TASK DETAILS:
Leave out the pictures and copy everything else below exactly.

DATA SUPPLIED:
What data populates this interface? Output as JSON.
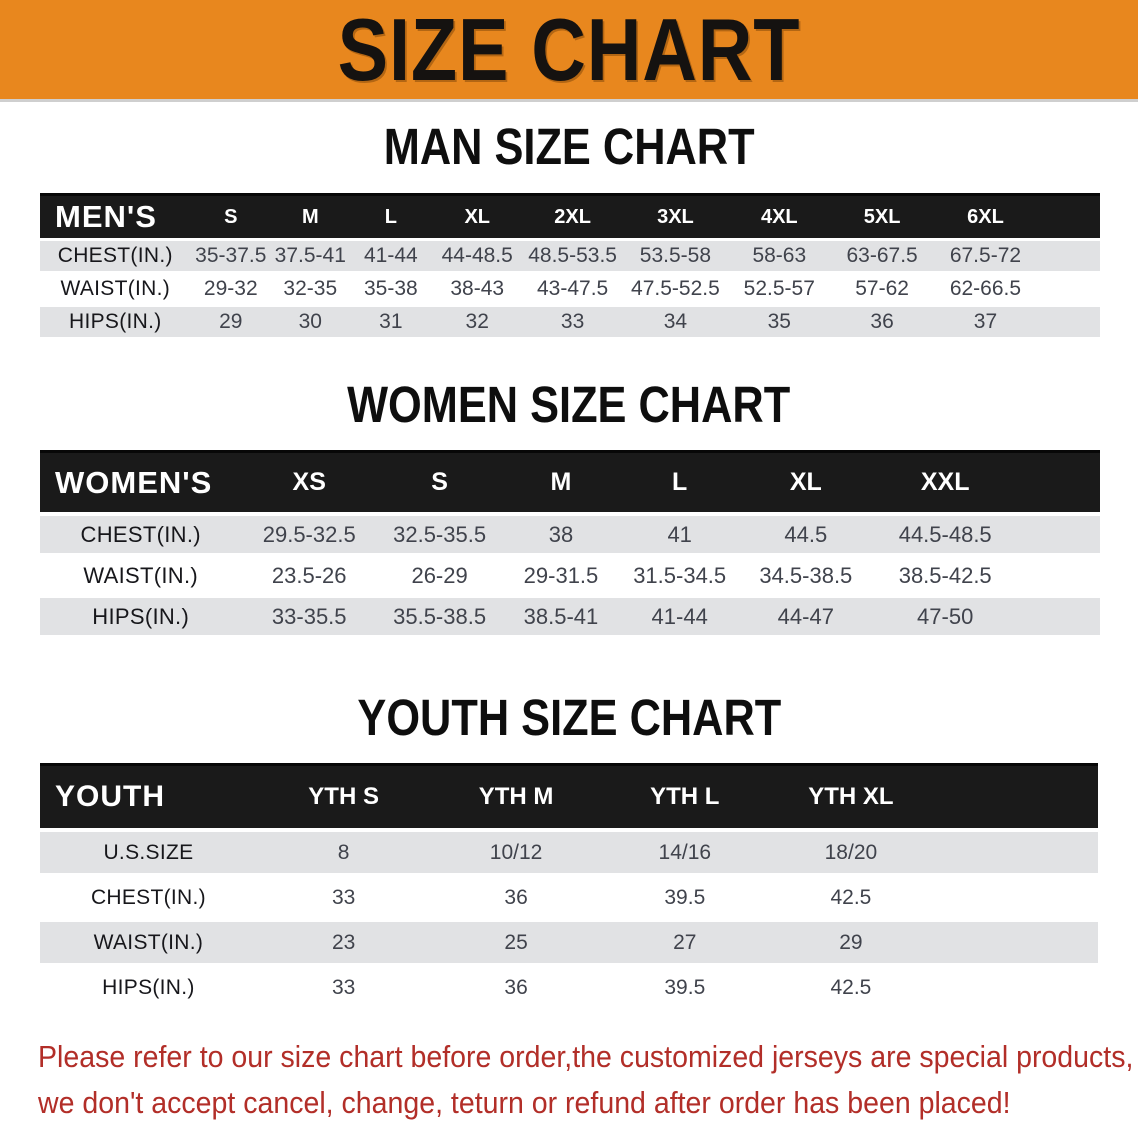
{
  "banner": {
    "title": "SIZE CHART",
    "bg_color": "#E8871E"
  },
  "men": {
    "heading": "MAN SIZE CHART",
    "label": "MEN'S",
    "sizes": [
      "S",
      "M",
      "L",
      "XL",
      "2XL",
      "3XL",
      "4XL",
      "5XL",
      "6XL"
    ],
    "rows": [
      {
        "label": "CHEST(IN.)",
        "values": [
          "35-37.5",
          "37.5-41",
          "41-44",
          "44-48.5",
          "48.5-53.5",
          "53.5-58",
          "58-63",
          "63-67.5",
          "67.5-72"
        ]
      },
      {
        "label": "WAIST(IN.)",
        "values": [
          "29-32",
          "32-35",
          "35-38",
          "38-43",
          "43-47.5",
          "47.5-52.5",
          "52.5-57",
          "57-62",
          "62-66.5"
        ]
      },
      {
        "label": "HIPS(IN.)",
        "values": [
          "29",
          "30",
          "31",
          "32",
          "33",
          "34",
          "35",
          "36",
          "37"
        ]
      }
    ]
  },
  "women": {
    "heading": "WOMEN SIZE CHART",
    "label": "WOMEN'S",
    "sizes": [
      "XS",
      "S",
      "M",
      "L",
      "XL",
      "XXL"
    ],
    "rows": [
      {
        "label": "CHEST(IN.)",
        "values": [
          "29.5-32.5",
          "32.5-35.5",
          "38",
          "41",
          "44.5",
          "44.5-48.5"
        ]
      },
      {
        "label": "WAIST(IN.)",
        "values": [
          "23.5-26",
          "26-29",
          "29-31.5",
          "31.5-34.5",
          "34.5-38.5",
          "38.5-42.5"
        ]
      },
      {
        "label": "HIPS(IN.)",
        "values": [
          "33-35.5",
          "35.5-38.5",
          "38.5-41",
          "41-44",
          "44-47",
          "47-50"
        ]
      }
    ]
  },
  "youth": {
    "heading": "YOUTH SIZE CHART",
    "label": "YOUTH",
    "sizes": [
      "YTH S",
      "YTH M",
      "YTH L",
      "YTH XL"
    ],
    "rows": [
      {
        "label": "U.S.SIZE",
        "values": [
          "8",
          "10/12",
          "14/16",
          "18/20"
        ]
      },
      {
        "label": "CHEST(IN.)",
        "values": [
          "33",
          "36",
          "39.5",
          "42.5"
        ]
      },
      {
        "label": "WAIST(IN.)",
        "values": [
          "23",
          "25",
          "27",
          "29"
        ]
      },
      {
        "label": "HIPS(IN.)",
        "values": [
          "33",
          "36",
          "39.5",
          "42.5"
        ]
      }
    ]
  },
  "disclaimer": {
    "line1": "Please refer to our size chart before order,the customized jerseys are special products,",
    "line2": "we don't accept cancel, change, teturn or refund after order has been placed!",
    "color": "#b22e28"
  }
}
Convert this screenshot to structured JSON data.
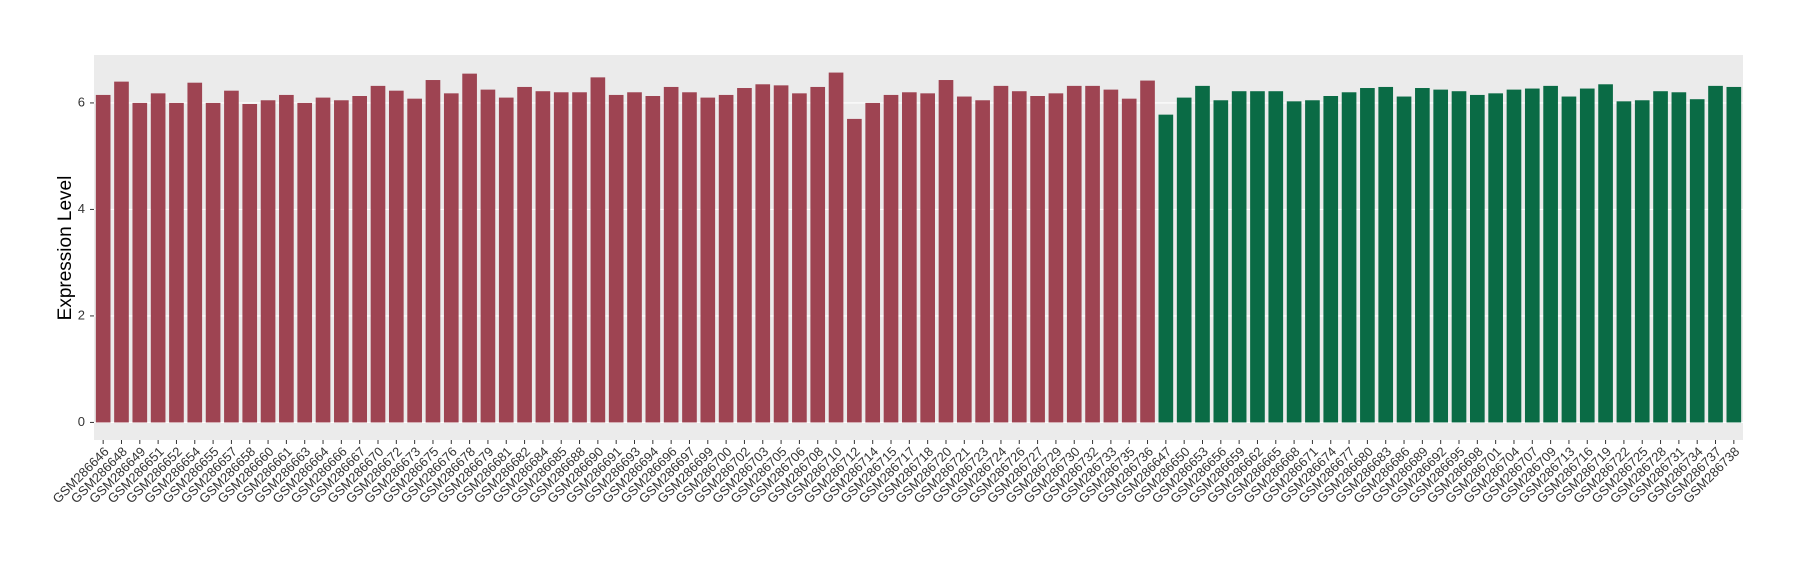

SOLUTION:
What data populates this interface? Output as JSON.
{
  "banner": {
    "title": "SIZE CHART",
    "bg_color": "#E8871E"
  },
  "men": {
    "heading": "MAN SIZE CHART",
    "label": "MEN'S",
    "sizes": [
      "S",
      "M",
      "L",
      "XL",
      "2XL",
      "3XL",
      "4XL",
      "5XL",
      "6XL"
    ],
    "rows": [
      {
        "label": "CHEST(IN.)",
        "values": [
          "35-37.5",
          "37.5-41",
          "41-44",
          "44-48.5",
          "48.5-53.5",
          "53.5-58",
          "58-63",
          "63-67.5",
          "67.5-72"
        ]
      },
      {
        "label": "WAIST(IN.)",
        "values": [
          "29-32",
          "32-35",
          "35-38",
          "38-43",
          "43-47.5",
          "47.5-52.5",
          "52.5-57",
          "57-62",
          "62-66.5"
        ]
      },
      {
        "label": "HIPS(IN.)",
        "values": [
          "29",
          "30",
          "31",
          "32",
          "33",
          "34",
          "35",
          "36",
          "37"
        ]
      }
    ]
  },
  "women": {
    "heading": "WOMEN SIZE CHART",
    "label": "WOMEN'S",
    "sizes": [
      "XS",
      "S",
      "M",
      "L",
      "XL",
      "XXL"
    ],
    "rows": [
      {
        "label": "CHEST(IN.)",
        "values": [
          "29.5-32.5",
          "32.5-35.5",
          "38",
          "41",
          "44.5",
          "44.5-48.5"
        ]
      },
      {
        "label": "WAIST(IN.)",
        "values": [
          "23.5-26",
          "26-29",
          "29-31.5",
          "31.5-34.5",
          "34.5-38.5",
          "38.5-42.5"
        ]
      },
      {
        "label": "HIPS(IN.)",
        "values": [
          "33-35.5",
          "35.5-38.5",
          "38.5-41",
          "41-44",
          "44-47",
          "47-50"
        ]
      }
    ]
  },
  "youth": {
    "heading": "YOUTH SIZE CHART",
    "label": "YOUTH",
    "sizes": [
      "YTH S",
      "YTH M",
      "YTH L",
      "YTH XL"
    ],
    "rows": [
      {
        "label": "U.S.SIZE",
        "values": [
          "8",
          "10/12",
          "14/16",
          "18/20"
        ]
      },
      {
        "label": "CHEST(IN.)",
        "values": [
          "33",
          "36",
          "39.5",
          "42.5"
        ]
      },
      {
        "label": "WAIST(IN.)",
        "values": [
          "23",
          "25",
          "27",
          "29"
        ]
      },
      {
        "label": "HIPS(IN.)",
        "values": [
          "33",
          "36",
          "39.5",
          "42.5"
        ]
      }
    ]
  },
  "disclaimer": {
    "line1": "Please refer to our size chart before order,the customized jerseys are special products,",
    "line2": "we don't accept cancel, change, teturn or refund after order has been placed!",
    "color": "#b22e28"
  }
}
Convert this screenshot to structured JSON data.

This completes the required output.